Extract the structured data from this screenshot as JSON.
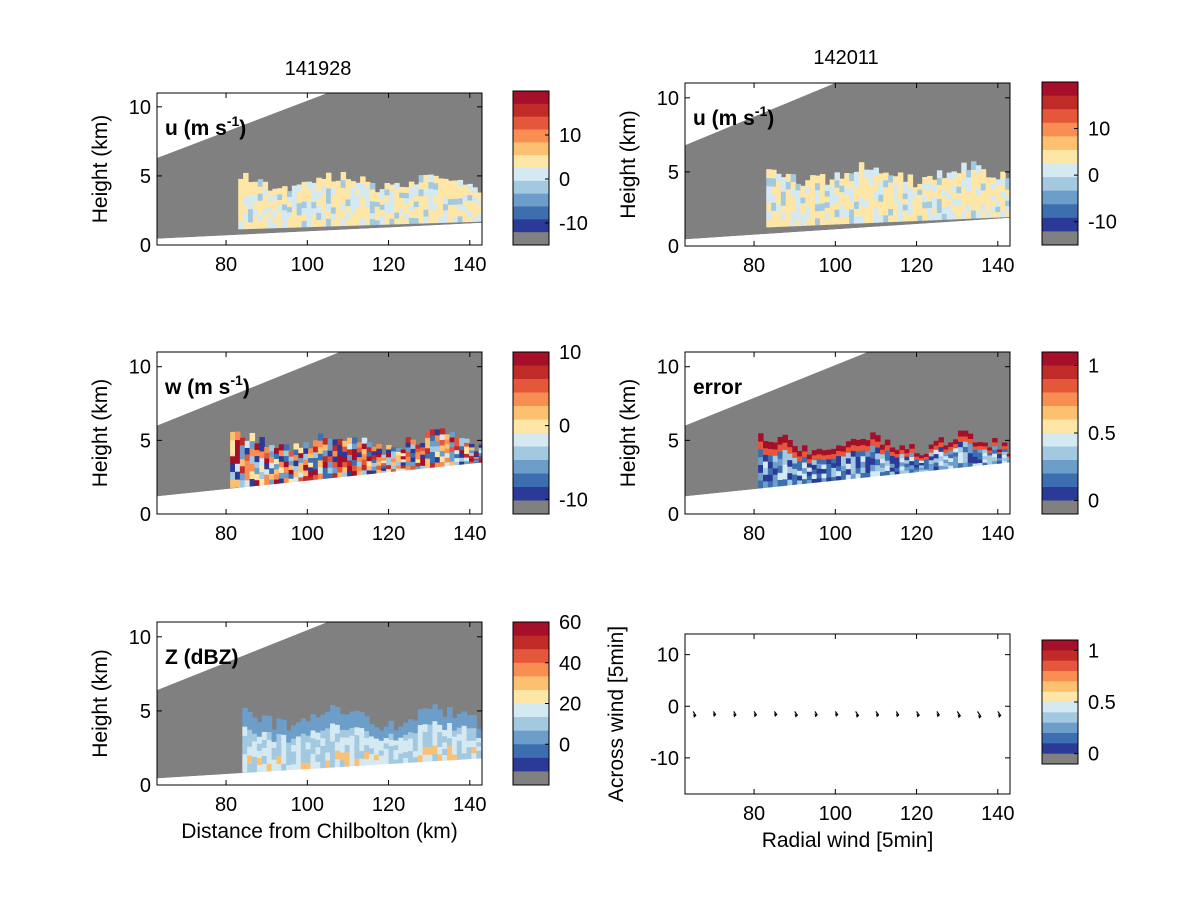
{
  "figure": {
    "column_titles": [
      "141928",
      "142011"
    ],
    "colors": {
      "masked_gray": "#808080",
      "frame": "#000000",
      "palette": [
        "#2b3a97",
        "#3d6fb0",
        "#6c9ec9",
        "#a3c9e1",
        "#d4e9f1",
        "#fde6a6",
        "#fdc070",
        "#f98e52",
        "#e4573b",
        "#c02a27",
        "#a50f2a"
      ]
    }
  },
  "chart_data": [
    {
      "id": "u-141928",
      "type": "heatmap",
      "title": "141928",
      "field_label": {
        "main": "u (m s",
        "sup": "-1",
        "close": ")"
      },
      "xlabel": "",
      "ylabel": "Height (km)",
      "xlim": [
        63,
        143
      ],
      "ylim": [
        0,
        11
      ],
      "xticks": [
        80,
        100,
        120,
        140
      ],
      "yticks": [
        0,
        5,
        10
      ],
      "sweep": {
        "lower": [
          [
            63,
            0.45
          ],
          [
            143,
            1.6
          ]
        ],
        "upper": [
          [
            63,
            6.3
          ],
          [
            105,
            11
          ]
        ]
      },
      "echo": {
        "x_range": [
          83,
          143
        ],
        "base_km": 2.0,
        "top_km": 5.0
      },
      "colorbar": {
        "ticks": [
          10,
          0,
          -10
        ],
        "range": [
          -15,
          20
        ],
        "has_gray_bottom": true
      }
    },
    {
      "id": "u-142011",
      "type": "heatmap",
      "title": "142011",
      "field_label": {
        "main": "u (m s",
        "sup": "-1",
        "close": ")"
      },
      "xlabel": "",
      "ylabel": "Height (km)",
      "xlim": [
        63,
        143
      ],
      "ylim": [
        0,
        11
      ],
      "xticks": [
        80,
        100,
        120,
        140
      ],
      "yticks": [
        0,
        5,
        10
      ],
      "sweep": {
        "lower": [
          [
            63,
            0.45
          ],
          [
            143,
            1.9
          ]
        ],
        "upper": [
          [
            63,
            6.8
          ],
          [
            100,
            11
          ]
        ]
      },
      "echo": {
        "x_range": [
          83,
          143
        ],
        "base_km": 2.2,
        "top_km": 5.3
      },
      "colorbar": {
        "ticks": [
          10,
          0,
          -10
        ],
        "range": [
          -15,
          20
        ],
        "has_gray_bottom": true
      }
    },
    {
      "id": "w-141928",
      "type": "heatmap",
      "title": "",
      "field_label": {
        "main": "w (m s",
        "sup": "-1",
        "close": ")"
      },
      "xlabel": "",
      "ylabel": "Height (km)",
      "xlim": [
        63,
        143
      ],
      "ylim": [
        0,
        11
      ],
      "xticks": [
        80,
        100,
        120,
        140
      ],
      "yticks": [
        0,
        5,
        10
      ],
      "sweep": {
        "lower": [
          [
            63,
            1.2
          ],
          [
            143,
            3.5
          ]
        ],
        "upper": [
          [
            63,
            6.0
          ],
          [
            108,
            11
          ]
        ]
      },
      "echo": {
        "x_range": [
          81,
          143
        ],
        "base_km": 2.0,
        "top_km": 5.4
      },
      "colorbar": {
        "ticks": [
          10,
          0,
          -10
        ],
        "range": [
          -12,
          10
        ],
        "has_gray_bottom": true
      }
    },
    {
      "id": "error-142011",
      "type": "heatmap",
      "title": "",
      "field_label": {
        "main": "error",
        "sup": "",
        "close": ""
      },
      "xlabel": "",
      "ylabel": "Height (km)",
      "xlim": [
        63,
        143
      ],
      "ylim": [
        0,
        11
      ],
      "xticks": [
        80,
        100,
        120,
        140
      ],
      "yticks": [
        0,
        5,
        10
      ],
      "sweep": {
        "lower": [
          [
            63,
            1.2
          ],
          [
            143,
            3.5
          ]
        ],
        "upper": [
          [
            63,
            6.0
          ],
          [
            108,
            11
          ]
        ]
      },
      "echo": {
        "x_range": [
          81,
          143
        ],
        "base_km": 1.9,
        "top_km": 5.3
      },
      "colorbar": {
        "ticks": [
          1,
          0.5,
          0
        ],
        "range": [
          -0.1,
          1.1
        ],
        "has_gray_bottom": true
      }
    },
    {
      "id": "Z-141928",
      "type": "heatmap",
      "title": "",
      "field_label": {
        "main": "Z (dBZ)",
        "sup": "",
        "close": ""
      },
      "xlabel": "Distance from Chilbolton (km)",
      "ylabel": "Height (km)",
      "xlim": [
        63,
        143
      ],
      "ylim": [
        0,
        11
      ],
      "xticks": [
        80,
        100,
        120,
        140
      ],
      "yticks": [
        0,
        5,
        10
      ],
      "sweep": {
        "lower": [
          [
            63,
            0.45
          ],
          [
            143,
            1.8
          ]
        ],
        "upper": [
          [
            63,
            6.4
          ],
          [
            105,
            11
          ]
        ]
      },
      "echo": {
        "x_range": [
          84,
          143
        ],
        "base_km": 1.0,
        "top_km": 5.0
      },
      "colorbar": {
        "ticks": [
          60,
          40,
          20,
          0
        ],
        "range": [
          -20,
          60
        ],
        "has_gray_bottom": true
      }
    },
    {
      "id": "quiver-142011",
      "type": "scatter",
      "title": "",
      "xlabel": "Radial wind [5min]",
      "ylabel": "Across wind [5min]",
      "xlim": [
        63,
        143
      ],
      "ylim": [
        -17,
        14
      ],
      "xticks": [
        80,
        100,
        120,
        140
      ],
      "yticks": [
        10,
        0,
        -10
      ],
      "arrows": {
        "x": [
          65,
          70,
          75,
          80,
          85,
          90,
          95,
          100,
          105,
          110,
          115,
          120,
          125,
          130,
          135,
          140
        ],
        "y": [
          -1,
          -1,
          -1,
          -1,
          -1,
          -1,
          -1,
          -1,
          -1,
          -1,
          -1,
          -1,
          -1,
          -1,
          -1,
          -1
        ],
        "u": [
          1.2,
          1.0,
          1.0,
          1.1,
          1.1,
          1.2,
          1.0,
          1.1,
          1.3,
          1.2,
          1.1,
          1.2,
          1.1,
          1.4,
          1.5,
          1.3
        ],
        "v": [
          -1.5,
          -1.2,
          -1.3,
          -1.3,
          -1.2,
          -1.4,
          -1.3,
          -1.2,
          -1.5,
          -1.3,
          -1.3,
          -1.4,
          -1.3,
          -1.6,
          -1.8,
          -1.5
        ]
      },
      "colorbar": {
        "ticks": [
          1,
          0.5,
          0
        ],
        "range": [
          -0.1,
          1.1
        ],
        "has_gray_bottom": true
      }
    }
  ]
}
• • • • • • •
• **EXERCISE**
Work out how many lines of the data above hold the word "wind", and write only the count.

• **TASK RESPONSE**
2